start PAGE
On June 13, attorney for Garry Plaza, Chang N. Le, and attorney for Pacific, Dana Cisneros, began corresponding. The first e-mail, from Le, confirmed a phone call between counsel. Le stated that Shalaby had encroached on association common areas, apparently through the installation of the HVAC unit. The e-mail continued: “Rather than proceed with possible legal action against your client, I can discuss with my client a possible maintenance agreement . . . .” In the meantime, Le stated, he would discuss granting Pacific “access to the common area utilities if you can ensure your client [will] cease and desist any future unapproved construction or installation until the parties can work out an amicable resolution.”
end PAGE
start GIVEN ENTRIES
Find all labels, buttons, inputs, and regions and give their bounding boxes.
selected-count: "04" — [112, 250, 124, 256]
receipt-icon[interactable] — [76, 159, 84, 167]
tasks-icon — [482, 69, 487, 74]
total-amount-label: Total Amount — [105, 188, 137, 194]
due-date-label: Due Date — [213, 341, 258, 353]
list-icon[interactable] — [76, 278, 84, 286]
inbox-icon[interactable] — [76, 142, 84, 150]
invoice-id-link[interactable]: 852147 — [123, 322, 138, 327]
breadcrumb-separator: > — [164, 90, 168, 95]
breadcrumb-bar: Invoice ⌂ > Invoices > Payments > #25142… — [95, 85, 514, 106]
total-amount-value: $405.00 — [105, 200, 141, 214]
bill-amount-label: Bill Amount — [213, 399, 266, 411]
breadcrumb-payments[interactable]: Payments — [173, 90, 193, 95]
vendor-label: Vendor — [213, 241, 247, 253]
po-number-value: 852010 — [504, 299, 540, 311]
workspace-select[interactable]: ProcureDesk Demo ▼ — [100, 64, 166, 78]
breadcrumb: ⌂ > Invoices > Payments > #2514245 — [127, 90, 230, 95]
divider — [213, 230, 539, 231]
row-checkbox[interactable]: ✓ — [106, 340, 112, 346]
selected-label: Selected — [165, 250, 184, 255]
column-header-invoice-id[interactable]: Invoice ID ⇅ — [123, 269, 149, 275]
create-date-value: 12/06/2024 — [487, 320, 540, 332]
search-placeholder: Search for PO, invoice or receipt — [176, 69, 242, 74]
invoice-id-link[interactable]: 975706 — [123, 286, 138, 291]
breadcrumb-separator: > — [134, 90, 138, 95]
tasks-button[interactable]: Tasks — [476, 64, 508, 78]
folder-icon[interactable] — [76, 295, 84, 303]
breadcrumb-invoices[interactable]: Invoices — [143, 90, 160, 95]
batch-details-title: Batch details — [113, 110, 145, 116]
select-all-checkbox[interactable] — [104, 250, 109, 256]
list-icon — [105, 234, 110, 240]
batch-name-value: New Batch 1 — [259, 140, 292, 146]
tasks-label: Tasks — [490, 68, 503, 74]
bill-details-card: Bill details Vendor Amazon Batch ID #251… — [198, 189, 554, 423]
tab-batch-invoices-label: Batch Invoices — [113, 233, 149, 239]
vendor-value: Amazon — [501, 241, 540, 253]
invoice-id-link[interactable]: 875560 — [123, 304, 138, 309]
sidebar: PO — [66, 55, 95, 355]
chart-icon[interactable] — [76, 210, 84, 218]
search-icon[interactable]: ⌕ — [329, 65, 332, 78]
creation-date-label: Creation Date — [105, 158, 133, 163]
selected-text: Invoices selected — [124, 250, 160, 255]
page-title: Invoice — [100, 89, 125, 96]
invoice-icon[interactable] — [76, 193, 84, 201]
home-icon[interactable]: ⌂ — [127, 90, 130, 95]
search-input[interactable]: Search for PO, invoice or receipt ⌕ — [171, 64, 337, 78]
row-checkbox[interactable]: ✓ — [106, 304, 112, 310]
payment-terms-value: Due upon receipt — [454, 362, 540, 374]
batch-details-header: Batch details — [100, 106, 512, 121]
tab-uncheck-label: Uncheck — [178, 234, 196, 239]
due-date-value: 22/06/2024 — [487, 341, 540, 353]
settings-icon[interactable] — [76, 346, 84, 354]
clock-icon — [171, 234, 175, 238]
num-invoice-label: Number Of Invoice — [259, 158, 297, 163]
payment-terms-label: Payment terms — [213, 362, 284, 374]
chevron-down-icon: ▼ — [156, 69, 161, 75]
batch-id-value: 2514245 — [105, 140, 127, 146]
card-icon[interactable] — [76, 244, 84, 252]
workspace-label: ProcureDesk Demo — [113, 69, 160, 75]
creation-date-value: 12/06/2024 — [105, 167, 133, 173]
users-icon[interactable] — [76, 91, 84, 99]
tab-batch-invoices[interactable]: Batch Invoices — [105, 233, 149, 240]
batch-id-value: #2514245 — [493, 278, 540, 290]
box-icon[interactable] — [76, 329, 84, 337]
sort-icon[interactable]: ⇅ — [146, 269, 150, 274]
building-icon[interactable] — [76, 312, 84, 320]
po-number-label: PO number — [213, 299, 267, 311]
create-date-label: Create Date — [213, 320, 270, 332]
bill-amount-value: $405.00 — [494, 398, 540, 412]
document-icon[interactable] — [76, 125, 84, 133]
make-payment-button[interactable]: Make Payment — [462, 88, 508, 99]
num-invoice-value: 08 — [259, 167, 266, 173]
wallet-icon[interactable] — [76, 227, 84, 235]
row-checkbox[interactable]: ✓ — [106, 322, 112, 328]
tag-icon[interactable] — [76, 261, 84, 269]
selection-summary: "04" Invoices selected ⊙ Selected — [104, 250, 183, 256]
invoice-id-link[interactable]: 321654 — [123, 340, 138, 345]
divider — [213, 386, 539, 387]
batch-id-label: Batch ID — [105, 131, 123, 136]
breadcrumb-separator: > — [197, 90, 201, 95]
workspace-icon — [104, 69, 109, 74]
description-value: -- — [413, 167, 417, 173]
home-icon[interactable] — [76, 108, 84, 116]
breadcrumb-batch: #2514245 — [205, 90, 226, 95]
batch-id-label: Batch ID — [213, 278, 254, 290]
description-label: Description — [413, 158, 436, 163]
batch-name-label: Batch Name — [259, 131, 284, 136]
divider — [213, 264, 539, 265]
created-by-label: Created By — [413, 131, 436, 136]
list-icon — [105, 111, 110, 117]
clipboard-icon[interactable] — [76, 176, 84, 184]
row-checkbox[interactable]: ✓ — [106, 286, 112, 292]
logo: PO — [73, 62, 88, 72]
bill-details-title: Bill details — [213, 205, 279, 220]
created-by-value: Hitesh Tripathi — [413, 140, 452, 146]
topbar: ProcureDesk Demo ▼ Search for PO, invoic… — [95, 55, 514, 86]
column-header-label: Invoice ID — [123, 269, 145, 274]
end GIVEN ENTRIES
SHORT TASK: Please resume the account of the June 13 correspondence between counsel, picking up right after its final sentence.

RESPONSE:
The attorneys continued to work together toward a resolution. Garry Plaza believed that Pacific had made unapproved modifications to the unit and the common area, including to the HVAC, light fixtures, electrical, telephone, and Internet wiring, and removed the drop ceilings. Le offered to prepare a maintenance agreement transferring maintenance for these improvements to Pacific that would be recorded, or alternatively, to prepare a license during Pacific’s ownership with an agreement to return the modifications to its original construction upon sale. Garry Plaza also requested $10,000 toward its reserve fund.
Cisneros, in late June, apparently first learned of the $2,426.80 escrow payment, and requested its immediate return. She asserted that Pacific had incurred damages and attorney fees as a result. Le responded that he was waiting for direction from his client and suggested a possible site inspection or meeting to discuss the matter. They disagreed over whether Pacific’s work had encroached on the common area, but Le stated that his client was “agreeable” to returning the escrow payment.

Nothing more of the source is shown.